Go through the material and tally the lines containing the string "Tractor". Give the total alone.

▸ **Dataset rows**:
________________________________________
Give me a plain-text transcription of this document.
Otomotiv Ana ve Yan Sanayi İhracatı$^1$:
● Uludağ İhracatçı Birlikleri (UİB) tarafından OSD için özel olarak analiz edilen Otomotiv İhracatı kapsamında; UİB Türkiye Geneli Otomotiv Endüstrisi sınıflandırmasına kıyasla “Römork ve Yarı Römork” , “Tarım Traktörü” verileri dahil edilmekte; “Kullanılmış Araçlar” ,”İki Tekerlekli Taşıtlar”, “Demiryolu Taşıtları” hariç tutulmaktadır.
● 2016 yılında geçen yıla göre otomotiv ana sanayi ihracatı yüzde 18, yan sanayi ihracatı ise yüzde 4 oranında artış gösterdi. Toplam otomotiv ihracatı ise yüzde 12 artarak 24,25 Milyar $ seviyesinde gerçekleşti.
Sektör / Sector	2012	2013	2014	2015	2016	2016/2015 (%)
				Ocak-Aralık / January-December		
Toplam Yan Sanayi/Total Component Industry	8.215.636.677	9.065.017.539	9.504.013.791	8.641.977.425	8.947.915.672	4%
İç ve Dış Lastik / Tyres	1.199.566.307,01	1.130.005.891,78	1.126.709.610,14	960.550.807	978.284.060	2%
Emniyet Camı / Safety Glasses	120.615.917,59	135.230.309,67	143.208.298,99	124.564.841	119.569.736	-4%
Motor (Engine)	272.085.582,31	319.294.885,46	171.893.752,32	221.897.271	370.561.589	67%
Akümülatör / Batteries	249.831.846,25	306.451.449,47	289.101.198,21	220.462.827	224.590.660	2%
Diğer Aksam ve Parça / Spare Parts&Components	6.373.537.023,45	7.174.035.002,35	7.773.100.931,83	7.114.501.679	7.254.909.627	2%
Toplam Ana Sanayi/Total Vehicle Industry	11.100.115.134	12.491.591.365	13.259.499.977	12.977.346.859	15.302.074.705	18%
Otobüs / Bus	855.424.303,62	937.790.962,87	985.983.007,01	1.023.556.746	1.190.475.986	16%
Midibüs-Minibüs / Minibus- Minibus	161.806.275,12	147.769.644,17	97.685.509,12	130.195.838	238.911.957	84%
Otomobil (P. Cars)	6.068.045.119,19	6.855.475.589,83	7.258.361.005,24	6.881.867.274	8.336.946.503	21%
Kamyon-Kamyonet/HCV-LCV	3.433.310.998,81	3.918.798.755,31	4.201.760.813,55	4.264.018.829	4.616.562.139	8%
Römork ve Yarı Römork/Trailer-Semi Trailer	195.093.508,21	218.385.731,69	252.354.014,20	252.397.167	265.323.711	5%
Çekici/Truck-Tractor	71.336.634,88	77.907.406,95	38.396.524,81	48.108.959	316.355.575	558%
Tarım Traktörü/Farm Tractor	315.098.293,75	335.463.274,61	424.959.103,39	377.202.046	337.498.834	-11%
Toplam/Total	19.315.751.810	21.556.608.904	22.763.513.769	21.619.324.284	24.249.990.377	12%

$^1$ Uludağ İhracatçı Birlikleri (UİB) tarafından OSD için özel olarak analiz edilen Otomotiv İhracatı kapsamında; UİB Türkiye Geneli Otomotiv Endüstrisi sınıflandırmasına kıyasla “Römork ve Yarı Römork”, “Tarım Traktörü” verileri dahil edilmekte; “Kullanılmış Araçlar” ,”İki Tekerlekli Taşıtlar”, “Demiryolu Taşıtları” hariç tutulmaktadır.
________________________________________
▸ **Answer for the task**:
2